Figure collection entries:
--------

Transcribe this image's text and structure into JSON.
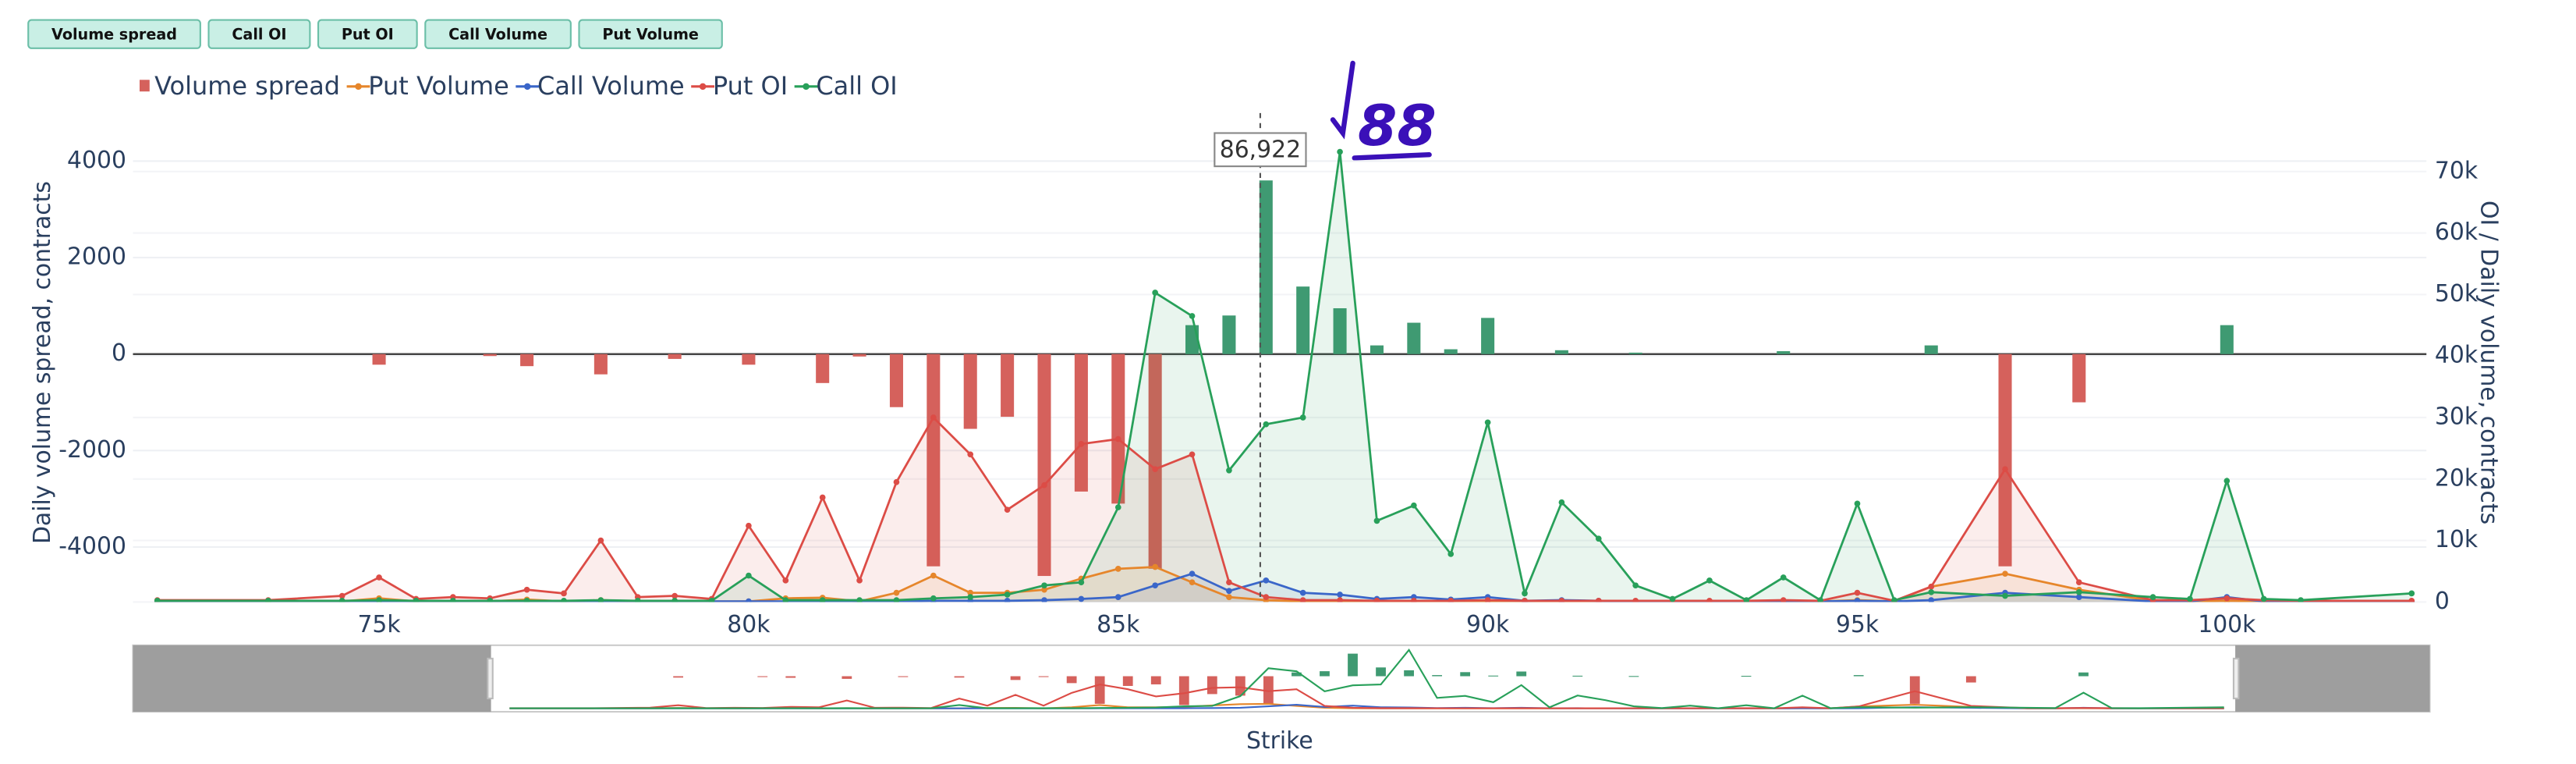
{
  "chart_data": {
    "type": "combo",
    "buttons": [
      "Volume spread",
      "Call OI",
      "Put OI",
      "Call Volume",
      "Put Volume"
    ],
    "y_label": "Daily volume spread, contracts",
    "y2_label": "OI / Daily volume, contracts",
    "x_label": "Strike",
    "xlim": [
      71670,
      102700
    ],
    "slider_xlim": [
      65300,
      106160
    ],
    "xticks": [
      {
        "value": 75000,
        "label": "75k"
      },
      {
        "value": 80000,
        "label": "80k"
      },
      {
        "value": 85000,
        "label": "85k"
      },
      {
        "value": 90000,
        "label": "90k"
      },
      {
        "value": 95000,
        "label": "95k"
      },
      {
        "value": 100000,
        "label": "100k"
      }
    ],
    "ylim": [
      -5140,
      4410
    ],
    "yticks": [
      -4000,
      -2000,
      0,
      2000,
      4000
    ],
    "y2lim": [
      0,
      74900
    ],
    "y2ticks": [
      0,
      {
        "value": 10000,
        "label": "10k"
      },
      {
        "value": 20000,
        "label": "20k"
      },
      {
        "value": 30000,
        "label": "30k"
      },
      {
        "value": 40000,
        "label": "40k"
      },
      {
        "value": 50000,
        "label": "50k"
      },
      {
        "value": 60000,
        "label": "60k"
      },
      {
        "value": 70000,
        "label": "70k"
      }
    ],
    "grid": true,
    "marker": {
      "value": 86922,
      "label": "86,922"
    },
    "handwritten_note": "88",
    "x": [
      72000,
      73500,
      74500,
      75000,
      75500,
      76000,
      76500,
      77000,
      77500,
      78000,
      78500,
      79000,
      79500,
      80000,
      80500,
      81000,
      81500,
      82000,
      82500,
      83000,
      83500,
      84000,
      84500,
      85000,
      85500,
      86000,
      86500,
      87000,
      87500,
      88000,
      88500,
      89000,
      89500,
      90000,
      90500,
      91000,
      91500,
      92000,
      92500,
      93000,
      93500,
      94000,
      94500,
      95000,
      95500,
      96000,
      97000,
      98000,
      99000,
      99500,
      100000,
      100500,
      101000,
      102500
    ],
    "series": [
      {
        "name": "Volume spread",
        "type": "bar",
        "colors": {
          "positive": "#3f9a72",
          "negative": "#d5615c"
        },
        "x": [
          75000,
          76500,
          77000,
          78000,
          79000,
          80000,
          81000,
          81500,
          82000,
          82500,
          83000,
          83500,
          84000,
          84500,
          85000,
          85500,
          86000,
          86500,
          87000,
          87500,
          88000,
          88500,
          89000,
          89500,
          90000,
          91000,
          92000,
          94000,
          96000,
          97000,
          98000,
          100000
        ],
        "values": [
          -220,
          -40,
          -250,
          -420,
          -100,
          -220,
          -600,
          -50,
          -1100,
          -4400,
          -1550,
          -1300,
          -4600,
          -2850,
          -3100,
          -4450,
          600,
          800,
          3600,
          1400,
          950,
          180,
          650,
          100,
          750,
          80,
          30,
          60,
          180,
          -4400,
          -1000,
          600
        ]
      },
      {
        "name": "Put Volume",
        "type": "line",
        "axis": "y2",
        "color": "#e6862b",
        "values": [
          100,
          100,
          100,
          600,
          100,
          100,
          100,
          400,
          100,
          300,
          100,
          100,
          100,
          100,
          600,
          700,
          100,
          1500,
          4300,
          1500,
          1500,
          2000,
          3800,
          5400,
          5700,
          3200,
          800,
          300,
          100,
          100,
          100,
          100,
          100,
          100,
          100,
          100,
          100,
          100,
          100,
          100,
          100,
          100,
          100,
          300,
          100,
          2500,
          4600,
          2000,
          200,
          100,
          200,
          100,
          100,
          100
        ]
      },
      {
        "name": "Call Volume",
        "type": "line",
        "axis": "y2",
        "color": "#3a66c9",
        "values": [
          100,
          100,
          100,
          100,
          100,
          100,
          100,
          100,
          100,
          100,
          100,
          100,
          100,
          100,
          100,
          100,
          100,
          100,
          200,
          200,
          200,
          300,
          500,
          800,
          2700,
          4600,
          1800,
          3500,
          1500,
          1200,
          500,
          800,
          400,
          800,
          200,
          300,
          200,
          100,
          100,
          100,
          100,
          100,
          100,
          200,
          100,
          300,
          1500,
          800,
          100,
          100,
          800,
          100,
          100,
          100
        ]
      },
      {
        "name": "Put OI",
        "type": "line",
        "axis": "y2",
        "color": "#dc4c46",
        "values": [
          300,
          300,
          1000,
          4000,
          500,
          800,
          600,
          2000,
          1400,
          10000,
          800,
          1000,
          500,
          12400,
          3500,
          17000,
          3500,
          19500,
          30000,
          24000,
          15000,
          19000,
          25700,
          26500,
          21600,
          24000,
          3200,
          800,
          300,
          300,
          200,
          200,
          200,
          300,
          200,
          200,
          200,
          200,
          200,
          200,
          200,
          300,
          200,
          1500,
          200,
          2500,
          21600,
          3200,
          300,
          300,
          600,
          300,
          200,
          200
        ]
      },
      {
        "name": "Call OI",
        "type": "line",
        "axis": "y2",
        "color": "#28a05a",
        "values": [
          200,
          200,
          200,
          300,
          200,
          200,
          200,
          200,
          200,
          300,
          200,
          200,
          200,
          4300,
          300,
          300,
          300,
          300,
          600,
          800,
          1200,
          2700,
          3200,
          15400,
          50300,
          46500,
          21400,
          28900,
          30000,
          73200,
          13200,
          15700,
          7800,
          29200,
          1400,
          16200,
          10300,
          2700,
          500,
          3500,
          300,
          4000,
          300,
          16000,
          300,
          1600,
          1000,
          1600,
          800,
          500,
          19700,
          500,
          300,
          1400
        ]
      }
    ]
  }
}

--------

EXERCISE INSTRUCTIONS => Pictures are to be left out; the records above must be repeated word for word.

FINAL RESULT =>
Transcribe this image's text and structure into JSON.
{
  "chart_data": {
    "type": "combo",
    "buttons": [
      "Volume spread",
      "Call OI",
      "Put OI",
      "Call Volume",
      "Put Volume"
    ],
    "y_label": "Daily volume spread, contracts",
    "y2_label": "OI / Daily volume, contracts",
    "x_label": "Strike",
    "xlim": [
      71670,
      102700
    ],
    "slider_xlim": [
      65300,
      106160
    ],
    "xticks": [
      {
        "value": 75000,
        "label": "75k"
      },
      {
        "value": 80000,
        "label": "80k"
      },
      {
        "value": 85000,
        "label": "85k"
      },
      {
        "value": 90000,
        "label": "90k"
      },
      {
        "value": 95000,
        "label": "95k"
      },
      {
        "value": 100000,
        "label": "100k"
      }
    ],
    "ylim": [
      -5140,
      4410
    ],
    "yticks": [
      -4000,
      -2000,
      0,
      2000,
      4000
    ],
    "y2lim": [
      0,
      74900
    ],
    "y2ticks": [
      0,
      {
        "value": 10000,
        "label": "10k"
      },
      {
        "value": 20000,
        "label": "20k"
      },
      {
        "value": 30000,
        "label": "30k"
      },
      {
        "value": 40000,
        "label": "40k"
      },
      {
        "value": 50000,
        "label": "50k"
      },
      {
        "value": 60000,
        "label": "60k"
      },
      {
        "value": 70000,
        "label": "70k"
      }
    ],
    "grid": true,
    "marker": {
      "value": 86922,
      "label": "86,922"
    },
    "handwritten_note": "88",
    "x": [
      72000,
      73500,
      74500,
      75000,
      75500,
      76000,
      76500,
      77000,
      77500,
      78000,
      78500,
      79000,
      79500,
      80000,
      80500,
      81000,
      81500,
      82000,
      82500,
      83000,
      83500,
      84000,
      84500,
      85000,
      85500,
      86000,
      86500,
      87000,
      87500,
      88000,
      88500,
      89000,
      89500,
      90000,
      90500,
      91000,
      91500,
      92000,
      92500,
      93000,
      93500,
      94000,
      94500,
      95000,
      95500,
      96000,
      97000,
      98000,
      99000,
      99500,
      100000,
      100500,
      101000,
      102500
    ],
    "series": [
      {
        "name": "Volume spread",
        "type": "bar",
        "colors": {
          "positive": "#3f9a72",
          "negative": "#d5615c"
        },
        "x": [
          75000,
          76500,
          77000,
          78000,
          79000,
          80000,
          81000,
          81500,
          82000,
          82500,
          83000,
          83500,
          84000,
          84500,
          85000,
          85500,
          86000,
          86500,
          87000,
          87500,
          88000,
          88500,
          89000,
          89500,
          90000,
          91000,
          92000,
          94000,
          96000,
          97000,
          98000,
          100000
        ],
        "values": [
          -220,
          -40,
          -250,
          -420,
          -100,
          -220,
          -600,
          -50,
          -1100,
          -4400,
          -1550,
          -1300,
          -4600,
          -2850,
          -3100,
          -4450,
          600,
          800,
          3600,
          1400,
          950,
          180,
          650,
          100,
          750,
          80,
          30,
          60,
          180,
          -4400,
          -1000,
          600
        ]
      },
      {
        "name": "Put Volume",
        "type": "line",
        "axis": "y2",
        "color": "#e6862b",
        "values": [
          100,
          100,
          100,
          600,
          100,
          100,
          100,
          400,
          100,
          300,
          100,
          100,
          100,
          100,
          600,
          700,
          100,
          1500,
          4300,
          1500,
          1500,
          2000,
          3800,
          5400,
          5700,
          3200,
          800,
          300,
          100,
          100,
          100,
          100,
          100,
          100,
          100,
          100,
          100,
          100,
          100,
          100,
          100,
          100,
          100,
          300,
          100,
          2500,
          4600,
          2000,
          200,
          100,
          200,
          100,
          100,
          100
        ]
      },
      {
        "name": "Call Volume",
        "type": "line",
        "axis": "y2",
        "color": "#3a66c9",
        "values": [
          100,
          100,
          100,
          100,
          100,
          100,
          100,
          100,
          100,
          100,
          100,
          100,
          100,
          100,
          100,
          100,
          100,
          100,
          200,
          200,
          200,
          300,
          500,
          800,
          2700,
          4600,
          1800,
          3500,
          1500,
          1200,
          500,
          800,
          400,
          800,
          200,
          300,
          200,
          100,
          100,
          100,
          100,
          100,
          100,
          200,
          100,
          300,
          1500,
          800,
          100,
          100,
          800,
          100,
          100,
          100
        ]
      },
      {
        "name": "Put OI",
        "type": "line",
        "axis": "y2",
        "color": "#dc4c46",
        "values": [
          300,
          300,
          1000,
          4000,
          500,
          800,
          600,
          2000,
          1400,
          10000,
          800,
          1000,
          500,
          12400,
          3500,
          17000,
          3500,
          19500,
          30000,
          24000,
          15000,
          19000,
          25700,
          26500,
          21600,
          24000,
          3200,
          800,
          300,
          300,
          200,
          200,
          200,
          300,
          200,
          200,
          200,
          200,
          200,
          200,
          200,
          300,
          200,
          1500,
          200,
          2500,
          21600,
          3200,
          300,
          300,
          600,
          300,
          200,
          200
        ]
      },
      {
        "name": "Call OI",
        "type": "line",
        "axis": "y2",
        "color": "#28a05a",
        "values": [
          200,
          200,
          200,
          300,
          200,
          200,
          200,
          200,
          200,
          300,
          200,
          200,
          200,
          4300,
          300,
          300,
          300,
          300,
          600,
          800,
          1200,
          2700,
          3200,
          15400,
          50300,
          46500,
          21400,
          28900,
          30000,
          73200,
          13200,
          15700,
          7800,
          29200,
          1400,
          16200,
          10300,
          2700,
          500,
          3500,
          300,
          4000,
          300,
          16000,
          300,
          1600,
          1000,
          1600,
          800,
          500,
          19700,
          500,
          300,
          1400
        ]
      }
    ]
  }
}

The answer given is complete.